Quote the records below in full, exactly as given, with the images taken out.

-- START OF Stored records --

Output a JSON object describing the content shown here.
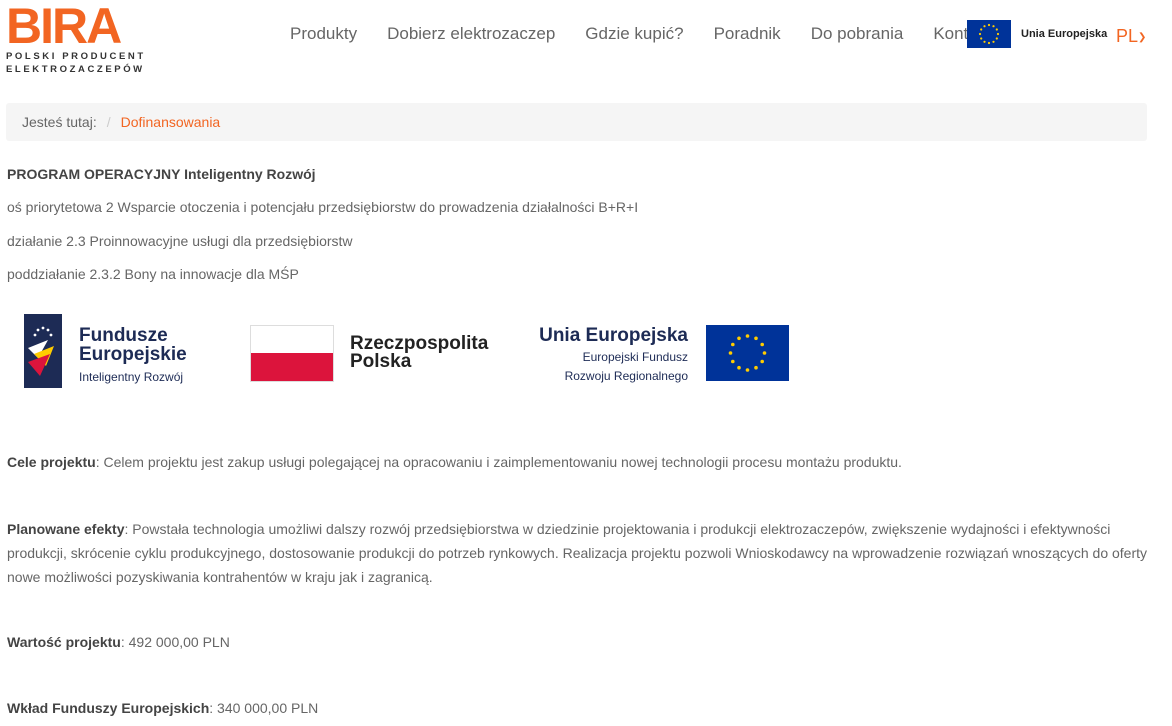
{
  "logo": {
    "word": "BIRA",
    "tagline_1": "POLSKI PRODUCENT",
    "tagline_2": "ELEKTROZACZEPÓW"
  },
  "nav": {
    "items": [
      "Produkty",
      "Dobierz elektrozaczep",
      "Gdzie kupić?",
      "Poradnik",
      "Do pobrania",
      "Kontakt"
    ]
  },
  "eu_badge": {
    "label": "Unia Europejska"
  },
  "language": {
    "current": "PL"
  },
  "breadcrumb": {
    "label": "Jesteś tutaj:",
    "separator": "/",
    "current": "Dofinansowania"
  },
  "program": {
    "title": "PROGRAM OPERACYJNY Inteligentny Rozwój",
    "line1": "oś priorytetowa 2 Wsparcie otoczenia i potencjału przedsiębiorstw do prowadzenia działalności B+R+I",
    "line2": "działanie 2.3 Proinnowacyjne usługi dla przedsiębiorstw",
    "line3": "poddziałanie 2.3.2 Bony na innowacje dla MŚP"
  },
  "funding_logos": {
    "fe_title_1": "Fundusze",
    "fe_title_2": "Europejskie",
    "fe_sub": "Inteligentny Rozwój",
    "pl_text_1": "Rzeczpospolita",
    "pl_text_2": "Polska",
    "ue_title": "Unia Europejska",
    "ue_sub_1": "Europejski Fundusz",
    "ue_sub_2": "Rozwoju Regionalnego"
  },
  "sections": {
    "goal_label": "Cele projektu",
    "goal_text": ": Celem projektu jest zakup usługi polegającej na opracowaniu i zaimplementowaniu nowej technologii procesu montażu produktu.",
    "effects_label": "Planowane efekty",
    "effects_text": ": Powstała technologia umożliwi dalszy rozwój przedsiębiorstwa w dziedzinie projektowania i produkcji elektrozaczepów, zwiększenie wydajności i efektywności produkcji, skrócenie cyklu produkcyjnego, dostosowanie produkcji do potrzeb rynkowych. Realizacja projektu pozwoli Wnioskodawcy na wprowadzenie rozwiązań wnoszących do oferty nowe możliwości pozyskiwania kontrahentów w kraju jak i zagranicą.",
    "value_label": "Wartość projektu",
    "value_text": ": 492 000,00 PLN",
    "funds_label": "Wkład Funduszy Europejskich",
    "funds_text": ": 340 000,00 PLN"
  },
  "colors": {
    "accent": "#f26522",
    "eu_blue": "#003399",
    "eu_star": "#ffcc00",
    "pl_red": "#dc143c"
  }
}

-- END OF Stored records --

**Response for this exercise**
Output a JSON object describing the content shown here.
{
  "logo": {
    "word": "BIRA",
    "tagline_1": "POLSKI PRODUCENT",
    "tagline_2": "ELEKTROZACZEPÓW"
  },
  "nav": {
    "items": [
      "Produkty",
      "Dobierz elektrozaczep",
      "Gdzie kupić?",
      "Poradnik",
      "Do pobrania",
      "Kontakt"
    ]
  },
  "eu_badge": {
    "label": "Unia Europejska"
  },
  "language": {
    "current": "PL"
  },
  "breadcrumb": {
    "label": "Jesteś tutaj:",
    "separator": "/",
    "current": "Dofinansowania"
  },
  "program": {
    "title": "PROGRAM OPERACYJNY Inteligentny Rozwój",
    "line1": "oś priorytetowa 2 Wsparcie otoczenia i potencjału przedsiębiorstw do prowadzenia działalności B+R+I",
    "line2": "działanie 2.3 Proinnowacyjne usługi dla przedsiębiorstw",
    "line3": "poddziałanie 2.3.2 Bony na innowacje dla MŚP"
  },
  "funding_logos": {
    "fe_title_1": "Fundusze",
    "fe_title_2": "Europejskie",
    "fe_sub": "Inteligentny Rozwój",
    "pl_text_1": "Rzeczpospolita",
    "pl_text_2": "Polska",
    "ue_title": "Unia Europejska",
    "ue_sub_1": "Europejski Fundusz",
    "ue_sub_2": "Rozwoju Regionalnego"
  },
  "sections": {
    "goal_label": "Cele projektu",
    "goal_text": ": Celem projektu jest zakup usługi polegającej na opracowaniu i zaimplementowaniu nowej technologii procesu montażu produktu.",
    "effects_label": "Planowane efekty",
    "effects_text": ": Powstała technologia umożliwi dalszy rozwój przedsiębiorstwa w dziedzinie projektowania i produkcji elektrozaczepów, zwiększenie wydajności i efektywności produkcji, skrócenie cyklu produkcyjnego, dostosowanie produkcji do potrzeb rynkowych. Realizacja projektu pozwoli Wnioskodawcy na wprowadzenie rozwiązań wnoszących do oferty nowe możliwości pozyskiwania kontrahentów w kraju jak i zagranicą.",
    "value_label": "Wartość projektu",
    "value_text": ": 492 000,00 PLN",
    "funds_label": "Wkład Funduszy Europejskich",
    "funds_text": ": 340 000,00 PLN"
  },
  "colors": {
    "accent": "#f26522",
    "eu_blue": "#003399",
    "eu_star": "#ffcc00",
    "pl_red": "#dc143c"
  }
}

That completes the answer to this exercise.